-- TASK DESCRIPTION --
Whenever a line carries the word "results", pull it out of the entries.

===== DATA FOR THIS EXERCISE

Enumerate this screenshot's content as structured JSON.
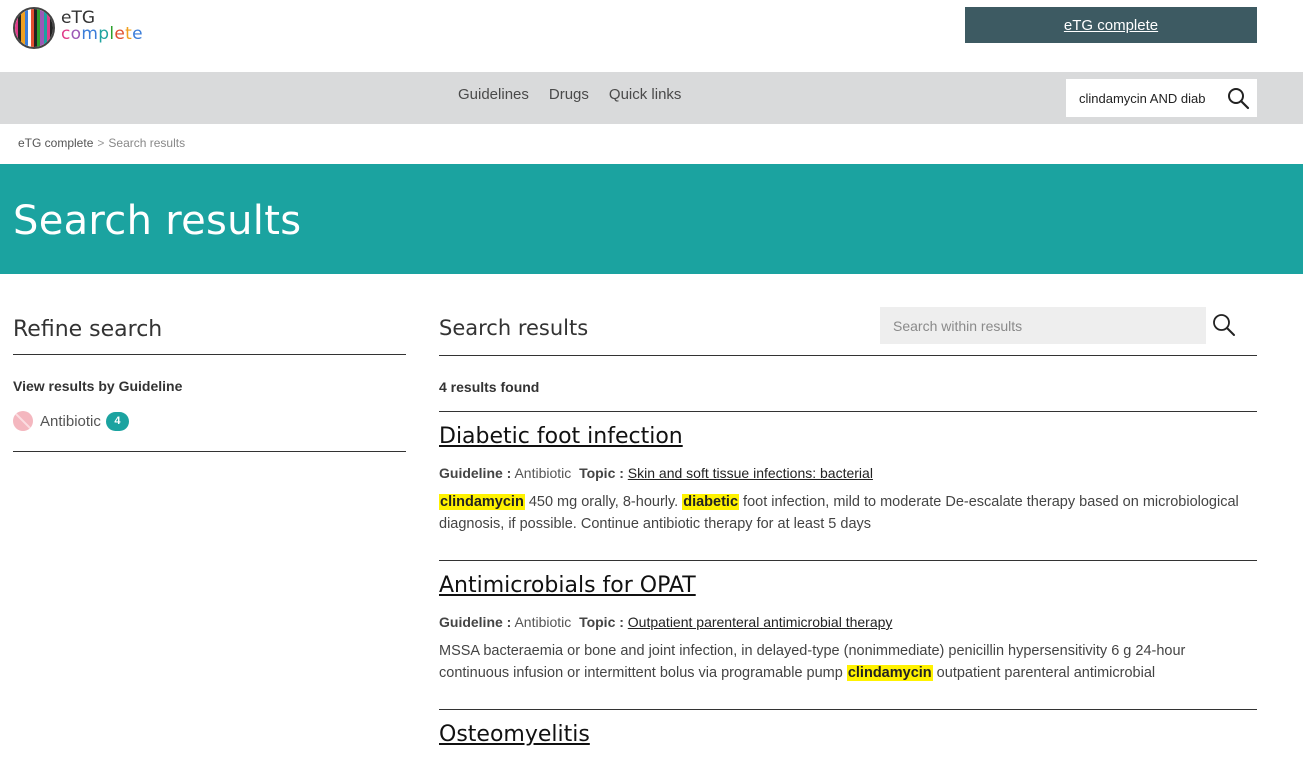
{
  "brand": {
    "line1": "eTG",
    "line2": "complete"
  },
  "header": {
    "product_button": "eTG complete"
  },
  "nav": {
    "links": [
      "Guidelines",
      "Drugs",
      "Quick links"
    ],
    "search_value": "clindamycin AND diab"
  },
  "breadcrumb": {
    "home": "eTG complete",
    "separator": ">",
    "current": "Search results"
  },
  "banner": {
    "title": "Search results"
  },
  "refine": {
    "title": "Refine search",
    "subtitle": "View results by Guideline",
    "facet": {
      "label": "Antibiotic",
      "count": "4"
    }
  },
  "results": {
    "title": "Search results",
    "within_placeholder": "Search within results",
    "found": "4 results found",
    "guideline_label": "Guideline :",
    "topic_label": "Topic :",
    "items": [
      {
        "title": "Diabetic foot infection",
        "guideline": "Antibiotic",
        "topic": "Skin and soft tissue infections: bacterial",
        "snippet": [
          {
            "t": "clindamycin",
            "hl": true
          },
          {
            "t": " 450 mg orally, 8-hourly. ",
            "hl": false
          },
          {
            "t": "diabetic",
            "hl": true
          },
          {
            "t": " foot infection, mild to moderate De-escalate therapy based on microbiological diagnosis, if possible. Continue antibiotic therapy for at least 5 days",
            "hl": false
          }
        ]
      },
      {
        "title": "Antimicrobials for OPAT",
        "guideline": "Antibiotic",
        "topic": "Outpatient parenteral antimicrobial therapy",
        "snippet": [
          {
            "t": "MSSA bacteraemia or bone and joint infection, in delayed-type (nonimmediate) penicillin hypersensitivity 6 g 24-hour continuous infusion or intermittent bolus via programable pump ",
            "hl": false
          },
          {
            "t": "clindamycin",
            "hl": true
          },
          {
            "t": " outpatient parenteral antimicrobial",
            "hl": false
          }
        ]
      },
      {
        "title": "Osteomyelitis"
      }
    ]
  },
  "colors": {
    "teal": "#1ba3a0",
    "dark_button": "#3d5a62",
    "nav_bg": "#d9dadb",
    "highlight": "#fff200"
  }
}
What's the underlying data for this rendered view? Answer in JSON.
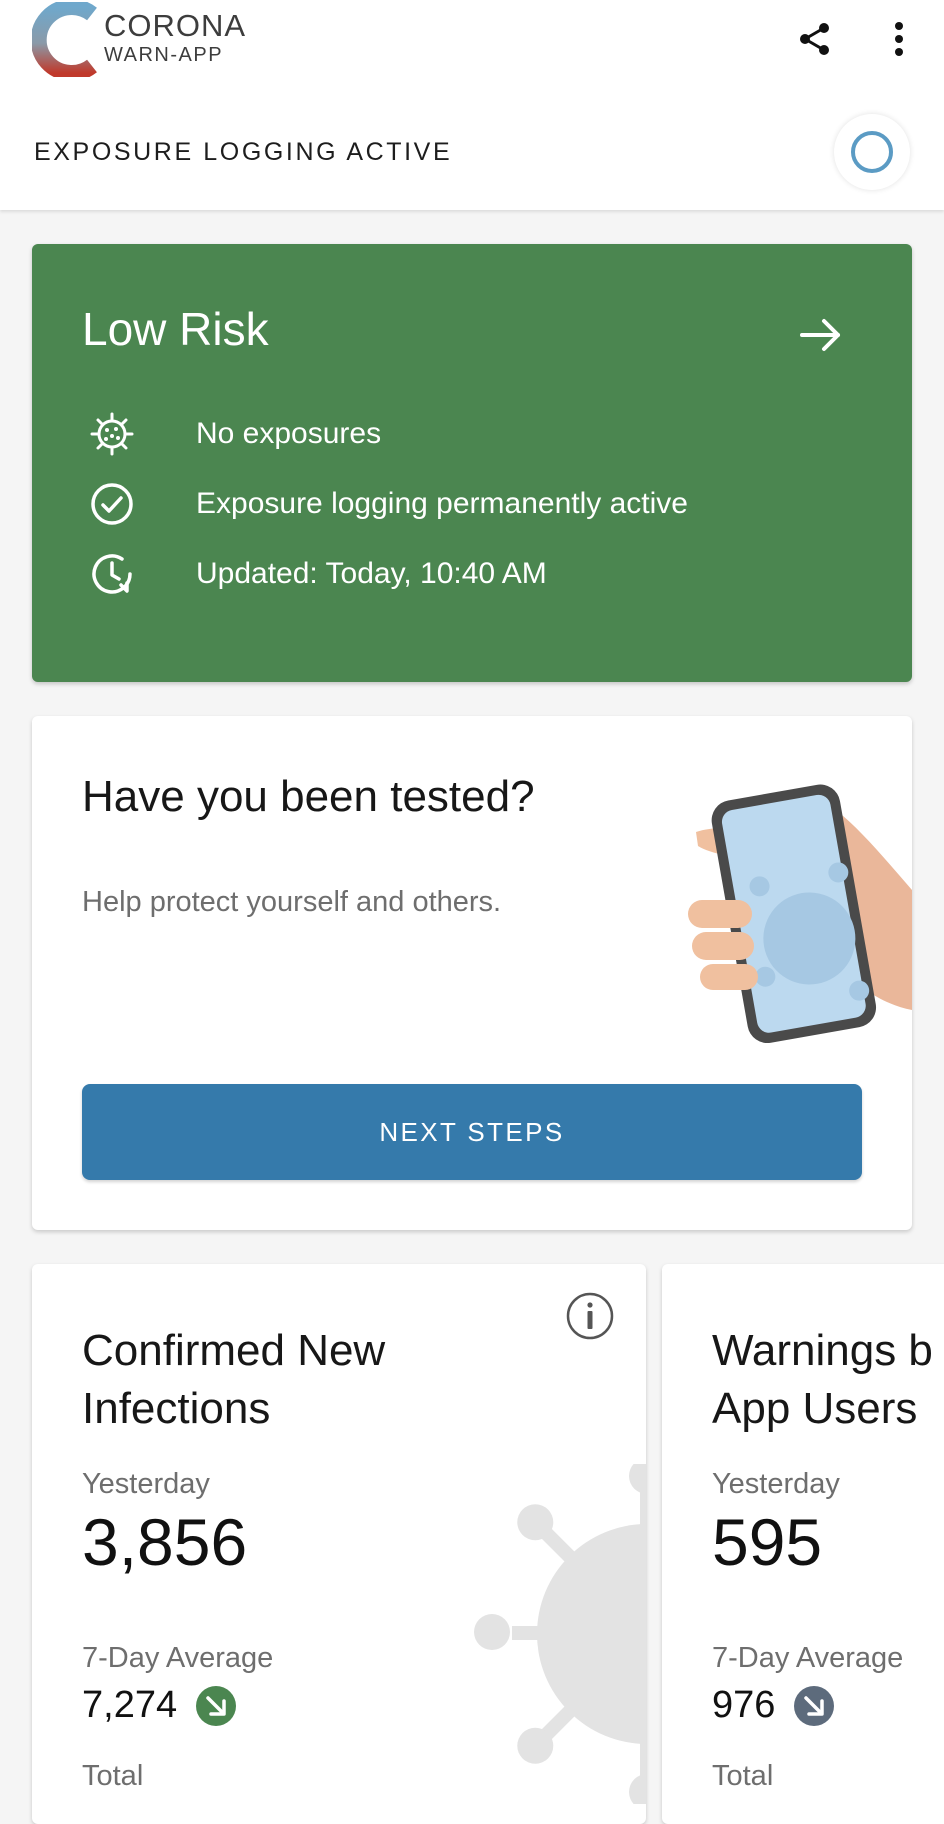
{
  "app": {
    "logo_title": "CORONA",
    "logo_subtitle": "WARN-APP"
  },
  "toolbar": {
    "share_icon": "share-icon",
    "more_icon": "more-vertical-icon"
  },
  "status": {
    "label": "EXPOSURE LOGGING ACTIVE",
    "indicator_color": "#5b9bc4"
  },
  "risk_card": {
    "title": "Low Risk",
    "background": "#4b8650",
    "rows": [
      {
        "icon": "virus-icon",
        "text": "No exposures"
      },
      {
        "icon": "check-circle-icon",
        "text": "Exposure logging permanently active"
      },
      {
        "icon": "clock-refresh-icon",
        "text": "Updated: Today, 10:40 AM"
      }
    ]
  },
  "test_card": {
    "title": "Have you been tested?",
    "subtitle": "Help protect yourself and others.",
    "button_label": "NEXT STEPS",
    "button_color": "#357aab"
  },
  "statistics": [
    {
      "title_line1": "Confirmed New",
      "title_line2": "Infections",
      "yesterday_label": "Yesterday",
      "yesterday_value": "3,856",
      "average_label": "7-Day Average",
      "average_value": "7,274",
      "trend": "down",
      "trend_color": "#4b8650",
      "total_label": "Total"
    },
    {
      "title_line1": "Warnings b",
      "title_line2": "App Users",
      "yesterday_label": "Yesterday",
      "yesterday_value": "595",
      "average_label": "7-Day Average",
      "average_value": "976",
      "trend": "down",
      "trend_color": "#5d6b7c",
      "total_label": "Total"
    }
  ]
}
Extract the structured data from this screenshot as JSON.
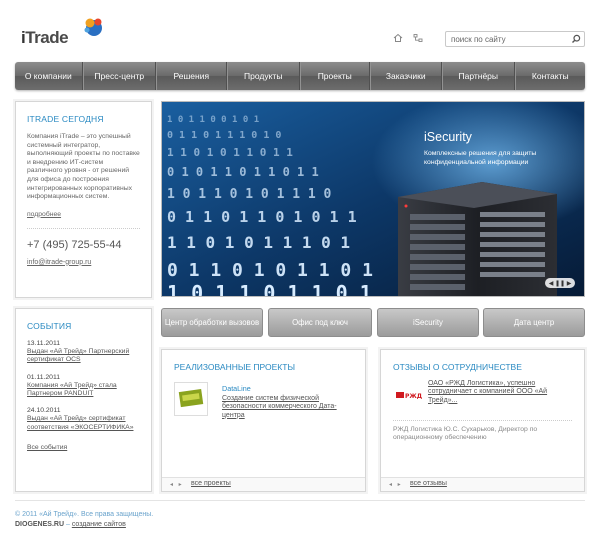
{
  "header": {
    "logo_text_i": "i",
    "logo_text_rest": "Trade",
    "search_placeholder": "поиск по сайту"
  },
  "nav": {
    "items": [
      "О компании",
      "Пресс-центр",
      "Решения",
      "Продукты",
      "Проекты",
      "Заказчики",
      "Партнёры",
      "Контакты"
    ]
  },
  "about": {
    "title": "ITRADE СЕГОДНЯ",
    "text": "Компания iTrade – это успешный системный интегратор, выполняющий проекты по поставке и внедрению ИТ-систем различного уровня - от решений для офиса до построения интегрированных корпоративных информационных систем.",
    "more": "подробнее",
    "phone": "+7 (495) 725-55-44",
    "email": "info@itrade-group.ru"
  },
  "banner": {
    "title": "iSecurity",
    "subtitle": "Комплексные решения для защиты конфиденциальной информации",
    "controls": "◀ ❚❚ ▶"
  },
  "events": {
    "title": "СОБЫТИЯ",
    "items": [
      {
        "date": "13.11.2011",
        "text": "Выдан «Ай Трейд» Партнерский сертификат OCS"
      },
      {
        "date": "01.11.2011",
        "text": "Компания «Ай Трейд» стала Партнером PANDUIT"
      },
      {
        "date": "24.10.2011",
        "text": "Выдан «Ай Трейд» сертификат соответствия «ЭКОСЕРТИФИКА»"
      }
    ],
    "all": "Все события"
  },
  "buttons": [
    "Центр обработки вызовов",
    "Офис под ключ",
    "iSecurity",
    "Дата центр"
  ],
  "projects": {
    "title": "РЕАЛИЗОВАННЫЕ ПРОЕКТЫ",
    "name": "DataLine",
    "desc": "Создание систем физической безопасности коммерческого Дата-центра",
    "all": "все проекты"
  },
  "reviews": {
    "title": "ОТЗЫВЫ О СОТРУДНИЧЕСТВЕ",
    "text": "ОАО «РЖД Логистика», успешно сотрудничает с компанией ООО «Ай Трейд»...",
    "author": "РЖД Логистика Ю.С. Сухарьков, Директор по операционному обеспечению",
    "all": "все отзывы"
  },
  "footer": {
    "copyright": "© 2011 «Ай Трейд». Все права защищены.",
    "diogenes": "DIOGENES.RU",
    "dash": " – ",
    "create": "создание сайтов"
  },
  "colors": {
    "accent": "#2a8ac2",
    "nav": "#6d6d6d",
    "button": "#a9a9a9"
  }
}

==========

-- OUTPUT OF THE TASK --
    "current": "Search results"
    "title": "Search results"
    "subtitle": "View results by Guideline",
  "results": {
    "title": "Search results",
    "within_placeholder": "Search within results",
    "found": "4 results found",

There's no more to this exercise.